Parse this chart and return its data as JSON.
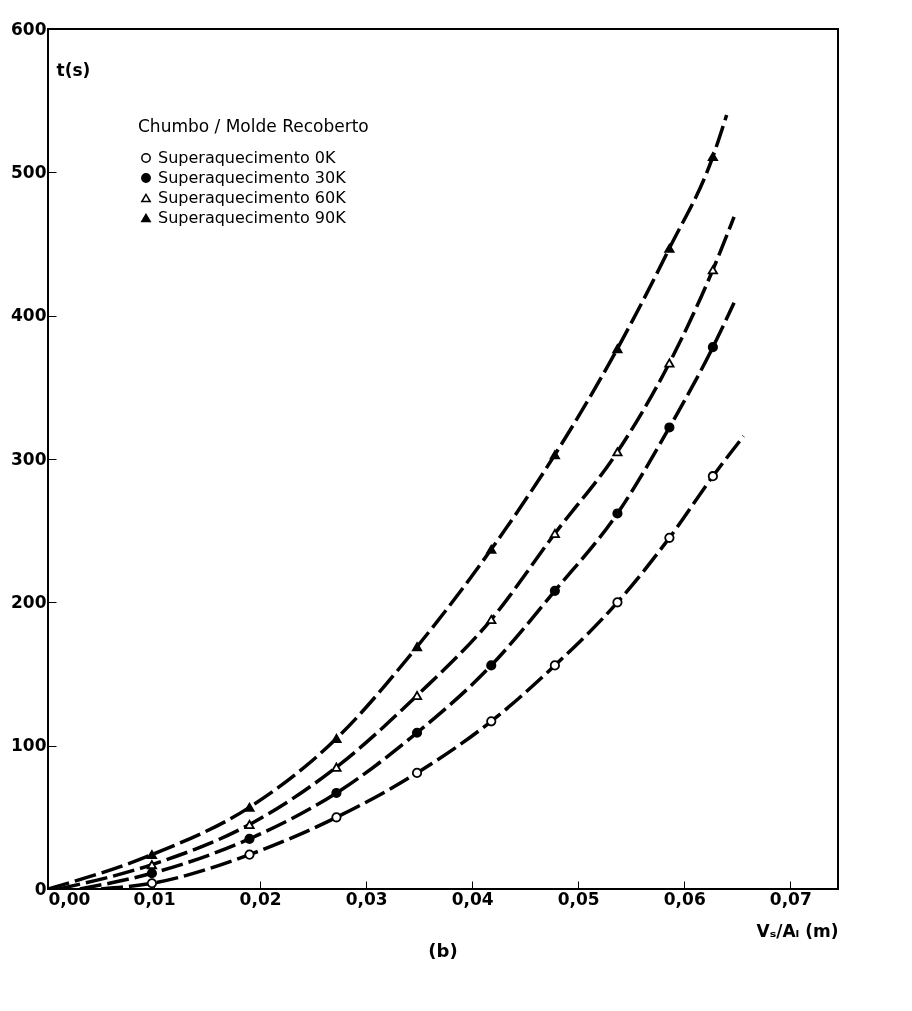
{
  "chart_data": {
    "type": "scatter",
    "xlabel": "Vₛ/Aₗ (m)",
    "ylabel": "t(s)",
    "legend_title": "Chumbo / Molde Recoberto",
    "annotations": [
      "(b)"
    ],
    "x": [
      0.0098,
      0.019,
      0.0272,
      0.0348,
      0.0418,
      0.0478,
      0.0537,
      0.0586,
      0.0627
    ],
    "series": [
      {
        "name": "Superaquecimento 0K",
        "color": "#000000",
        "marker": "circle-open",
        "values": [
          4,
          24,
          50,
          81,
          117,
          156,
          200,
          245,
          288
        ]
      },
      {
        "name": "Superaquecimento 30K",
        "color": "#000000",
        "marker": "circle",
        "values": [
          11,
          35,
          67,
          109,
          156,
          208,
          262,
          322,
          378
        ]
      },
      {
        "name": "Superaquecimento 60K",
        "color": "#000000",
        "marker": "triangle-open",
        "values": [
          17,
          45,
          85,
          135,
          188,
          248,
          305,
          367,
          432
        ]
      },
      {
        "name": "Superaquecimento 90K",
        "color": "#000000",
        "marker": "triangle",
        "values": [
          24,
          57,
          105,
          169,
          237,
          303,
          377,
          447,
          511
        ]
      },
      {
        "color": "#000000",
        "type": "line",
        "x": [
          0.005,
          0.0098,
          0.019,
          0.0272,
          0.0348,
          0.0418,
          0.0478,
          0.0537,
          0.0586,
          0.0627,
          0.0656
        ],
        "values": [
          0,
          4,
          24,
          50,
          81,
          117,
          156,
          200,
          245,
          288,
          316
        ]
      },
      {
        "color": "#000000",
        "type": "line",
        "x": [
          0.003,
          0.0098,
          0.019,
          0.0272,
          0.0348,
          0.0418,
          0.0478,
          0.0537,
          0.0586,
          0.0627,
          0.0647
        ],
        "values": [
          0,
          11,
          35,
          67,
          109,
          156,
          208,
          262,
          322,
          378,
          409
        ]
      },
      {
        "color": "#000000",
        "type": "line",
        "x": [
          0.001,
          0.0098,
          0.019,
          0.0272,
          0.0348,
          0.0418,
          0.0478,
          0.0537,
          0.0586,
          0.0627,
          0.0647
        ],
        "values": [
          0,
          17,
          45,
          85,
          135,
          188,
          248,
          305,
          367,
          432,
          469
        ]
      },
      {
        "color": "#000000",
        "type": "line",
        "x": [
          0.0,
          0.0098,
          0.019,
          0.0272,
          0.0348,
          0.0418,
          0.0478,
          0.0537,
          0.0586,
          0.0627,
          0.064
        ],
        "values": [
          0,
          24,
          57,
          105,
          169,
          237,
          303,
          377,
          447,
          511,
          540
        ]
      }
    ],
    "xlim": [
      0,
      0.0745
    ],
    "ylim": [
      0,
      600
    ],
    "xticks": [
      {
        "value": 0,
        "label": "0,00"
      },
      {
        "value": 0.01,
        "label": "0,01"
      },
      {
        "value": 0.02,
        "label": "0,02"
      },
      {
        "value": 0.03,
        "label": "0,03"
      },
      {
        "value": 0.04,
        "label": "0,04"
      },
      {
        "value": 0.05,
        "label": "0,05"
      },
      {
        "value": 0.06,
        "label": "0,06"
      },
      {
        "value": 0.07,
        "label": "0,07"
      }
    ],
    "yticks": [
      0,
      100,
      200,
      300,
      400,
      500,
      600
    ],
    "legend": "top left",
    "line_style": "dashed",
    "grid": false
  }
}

• • • • •

DIRECTIVE:
Give back all entries exactly. No pictures belong in the copy.

FULL RESPONSE:
Parse this chart and return its data as JSON.
{
  "chart_data": {
    "type": "scatter",
    "xlabel": "Vₛ/Aₗ (m)",
    "ylabel": "t(s)",
    "legend_title": "Chumbo / Molde Recoberto",
    "annotations": [
      "(b)"
    ],
    "x": [
      0.0098,
      0.019,
      0.0272,
      0.0348,
      0.0418,
      0.0478,
      0.0537,
      0.0586,
      0.0627
    ],
    "series": [
      {
        "name": "Superaquecimento 0K",
        "color": "#000000",
        "marker": "circle-open",
        "values": [
          4,
          24,
          50,
          81,
          117,
          156,
          200,
          245,
          288
        ]
      },
      {
        "name": "Superaquecimento 30K",
        "color": "#000000",
        "marker": "circle",
        "values": [
          11,
          35,
          67,
          109,
          156,
          208,
          262,
          322,
          378
        ]
      },
      {
        "name": "Superaquecimento 60K",
        "color": "#000000",
        "marker": "triangle-open",
        "values": [
          17,
          45,
          85,
          135,
          188,
          248,
          305,
          367,
          432
        ]
      },
      {
        "name": "Superaquecimento 90K",
        "color": "#000000",
        "marker": "triangle",
        "values": [
          24,
          57,
          105,
          169,
          237,
          303,
          377,
          447,
          511
        ]
      },
      {
        "color": "#000000",
        "type": "line",
        "x": [
          0.005,
          0.0098,
          0.019,
          0.0272,
          0.0348,
          0.0418,
          0.0478,
          0.0537,
          0.0586,
          0.0627,
          0.0656
        ],
        "values": [
          0,
          4,
          24,
          50,
          81,
          117,
          156,
          200,
          245,
          288,
          316
        ]
      },
      {
        "color": "#000000",
        "type": "line",
        "x": [
          0.003,
          0.0098,
          0.019,
          0.0272,
          0.0348,
          0.0418,
          0.0478,
          0.0537,
          0.0586,
          0.0627,
          0.0647
        ],
        "values": [
          0,
          11,
          35,
          67,
          109,
          156,
          208,
          262,
          322,
          378,
          409
        ]
      },
      {
        "color": "#000000",
        "type": "line",
        "x": [
          0.001,
          0.0098,
          0.019,
          0.0272,
          0.0348,
          0.0418,
          0.0478,
          0.0537,
          0.0586,
          0.0627,
          0.0647
        ],
        "values": [
          0,
          17,
          45,
          85,
          135,
          188,
          248,
          305,
          367,
          432,
          469
        ]
      },
      {
        "color": "#000000",
        "type": "line",
        "x": [
          0.0,
          0.0098,
          0.019,
          0.0272,
          0.0348,
          0.0418,
          0.0478,
          0.0537,
          0.0586,
          0.0627,
          0.064
        ],
        "values": [
          0,
          24,
          57,
          105,
          169,
          237,
          303,
          377,
          447,
          511,
          540
        ]
      }
    ],
    "xlim": [
      0,
      0.0745
    ],
    "ylim": [
      0,
      600
    ],
    "xticks": [
      {
        "value": 0,
        "label": "0,00"
      },
      {
        "value": 0.01,
        "label": "0,01"
      },
      {
        "value": 0.02,
        "label": "0,02"
      },
      {
        "value": 0.03,
        "label": "0,03"
      },
      {
        "value": 0.04,
        "label": "0,04"
      },
      {
        "value": 0.05,
        "label": "0,05"
      },
      {
        "value": 0.06,
        "label": "0,06"
      },
      {
        "value": 0.07,
        "label": "0,07"
      }
    ],
    "yticks": [
      0,
      100,
      200,
      300,
      400,
      500,
      600
    ],
    "legend": "top left",
    "line_style": "dashed",
    "grid": false
  }
}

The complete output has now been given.